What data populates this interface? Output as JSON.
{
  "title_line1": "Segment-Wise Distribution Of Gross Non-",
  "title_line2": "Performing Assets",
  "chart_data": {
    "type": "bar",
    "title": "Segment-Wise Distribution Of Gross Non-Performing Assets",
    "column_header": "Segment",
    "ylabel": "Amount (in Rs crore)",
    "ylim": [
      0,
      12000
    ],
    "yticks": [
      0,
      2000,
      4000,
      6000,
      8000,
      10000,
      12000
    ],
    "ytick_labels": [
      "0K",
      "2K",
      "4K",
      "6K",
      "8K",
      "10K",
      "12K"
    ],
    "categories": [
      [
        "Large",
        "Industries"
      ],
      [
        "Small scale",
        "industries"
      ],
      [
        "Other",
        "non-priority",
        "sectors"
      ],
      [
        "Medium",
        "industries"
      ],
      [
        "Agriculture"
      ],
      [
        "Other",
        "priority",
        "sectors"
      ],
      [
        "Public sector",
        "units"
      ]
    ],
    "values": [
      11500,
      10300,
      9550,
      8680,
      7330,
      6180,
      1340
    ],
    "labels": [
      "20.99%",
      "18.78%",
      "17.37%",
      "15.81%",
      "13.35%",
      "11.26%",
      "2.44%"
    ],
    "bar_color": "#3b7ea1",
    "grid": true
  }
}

WHAT YOU NEED TO DO
Check each line above for the word "Wise" and copy the ones that have it.

WRITTEN SOLUTION
  "title_line1": "Segment-Wise Distribution Of Gross Non-",
    "title": "Segment-Wise Distribution Of Gross Non-Performing Assets",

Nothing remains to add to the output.